Tally the lines that include "JSON". Output the number only.

** start Extracted material **

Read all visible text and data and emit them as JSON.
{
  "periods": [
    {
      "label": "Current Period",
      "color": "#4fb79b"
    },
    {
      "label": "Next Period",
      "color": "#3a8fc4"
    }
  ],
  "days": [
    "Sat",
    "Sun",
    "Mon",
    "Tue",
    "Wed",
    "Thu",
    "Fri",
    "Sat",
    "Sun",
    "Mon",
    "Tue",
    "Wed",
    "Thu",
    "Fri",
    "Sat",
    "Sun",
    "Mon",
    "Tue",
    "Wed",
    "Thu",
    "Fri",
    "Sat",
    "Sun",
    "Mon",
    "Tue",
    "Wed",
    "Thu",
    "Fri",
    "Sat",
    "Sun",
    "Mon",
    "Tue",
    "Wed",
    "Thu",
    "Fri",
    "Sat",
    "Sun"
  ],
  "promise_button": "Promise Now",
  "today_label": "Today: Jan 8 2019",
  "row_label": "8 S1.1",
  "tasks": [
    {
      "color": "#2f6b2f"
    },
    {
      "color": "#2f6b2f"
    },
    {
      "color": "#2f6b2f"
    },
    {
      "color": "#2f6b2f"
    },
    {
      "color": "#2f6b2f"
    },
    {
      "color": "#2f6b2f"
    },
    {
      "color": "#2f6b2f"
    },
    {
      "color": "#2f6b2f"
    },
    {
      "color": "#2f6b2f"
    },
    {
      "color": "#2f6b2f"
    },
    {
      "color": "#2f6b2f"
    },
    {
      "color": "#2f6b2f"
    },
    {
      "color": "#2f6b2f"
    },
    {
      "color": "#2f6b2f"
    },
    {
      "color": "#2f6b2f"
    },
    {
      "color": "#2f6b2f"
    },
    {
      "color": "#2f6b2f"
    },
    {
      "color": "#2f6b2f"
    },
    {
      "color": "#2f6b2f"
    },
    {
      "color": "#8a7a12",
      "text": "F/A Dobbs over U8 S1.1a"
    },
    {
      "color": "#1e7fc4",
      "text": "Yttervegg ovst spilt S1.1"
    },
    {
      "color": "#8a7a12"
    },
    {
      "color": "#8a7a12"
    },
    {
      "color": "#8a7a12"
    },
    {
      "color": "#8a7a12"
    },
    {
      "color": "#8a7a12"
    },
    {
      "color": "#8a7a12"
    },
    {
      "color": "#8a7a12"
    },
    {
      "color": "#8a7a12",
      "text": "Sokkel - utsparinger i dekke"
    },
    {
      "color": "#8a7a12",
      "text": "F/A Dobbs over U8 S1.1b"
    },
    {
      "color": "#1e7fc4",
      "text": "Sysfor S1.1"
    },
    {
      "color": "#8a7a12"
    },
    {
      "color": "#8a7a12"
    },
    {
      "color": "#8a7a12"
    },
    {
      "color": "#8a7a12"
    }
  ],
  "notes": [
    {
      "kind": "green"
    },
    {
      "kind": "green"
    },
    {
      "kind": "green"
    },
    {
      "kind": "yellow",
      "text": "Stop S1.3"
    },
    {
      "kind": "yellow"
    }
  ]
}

** end Extracted material **
** start Extracted material **

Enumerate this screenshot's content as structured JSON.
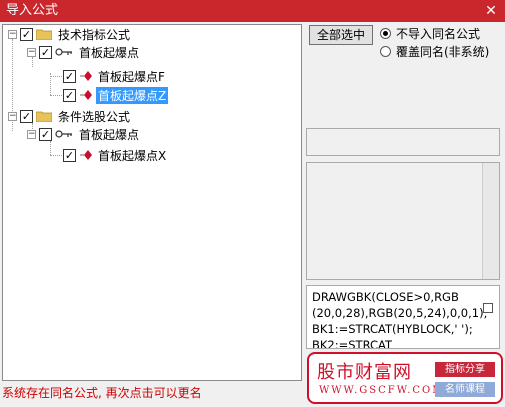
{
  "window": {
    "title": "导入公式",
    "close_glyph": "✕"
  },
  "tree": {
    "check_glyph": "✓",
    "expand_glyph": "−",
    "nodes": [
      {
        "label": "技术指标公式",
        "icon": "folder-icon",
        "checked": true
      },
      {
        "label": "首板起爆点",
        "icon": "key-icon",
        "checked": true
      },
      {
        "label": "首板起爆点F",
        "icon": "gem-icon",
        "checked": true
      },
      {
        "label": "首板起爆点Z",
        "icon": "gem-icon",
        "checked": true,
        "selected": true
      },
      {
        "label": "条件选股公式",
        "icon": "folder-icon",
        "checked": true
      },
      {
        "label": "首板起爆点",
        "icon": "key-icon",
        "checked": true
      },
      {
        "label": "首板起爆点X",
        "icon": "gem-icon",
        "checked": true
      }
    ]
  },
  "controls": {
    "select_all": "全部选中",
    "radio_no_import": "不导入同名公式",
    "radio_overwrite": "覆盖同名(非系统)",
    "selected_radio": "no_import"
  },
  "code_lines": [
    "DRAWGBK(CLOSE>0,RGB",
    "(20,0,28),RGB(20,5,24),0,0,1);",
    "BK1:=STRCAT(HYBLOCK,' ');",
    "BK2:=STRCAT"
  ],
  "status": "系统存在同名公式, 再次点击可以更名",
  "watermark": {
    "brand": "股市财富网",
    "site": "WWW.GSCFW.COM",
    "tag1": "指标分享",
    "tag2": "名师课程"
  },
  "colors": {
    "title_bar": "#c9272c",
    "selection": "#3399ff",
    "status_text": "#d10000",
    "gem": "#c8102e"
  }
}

** end Extracted material **

**Answer to this exercise:**
2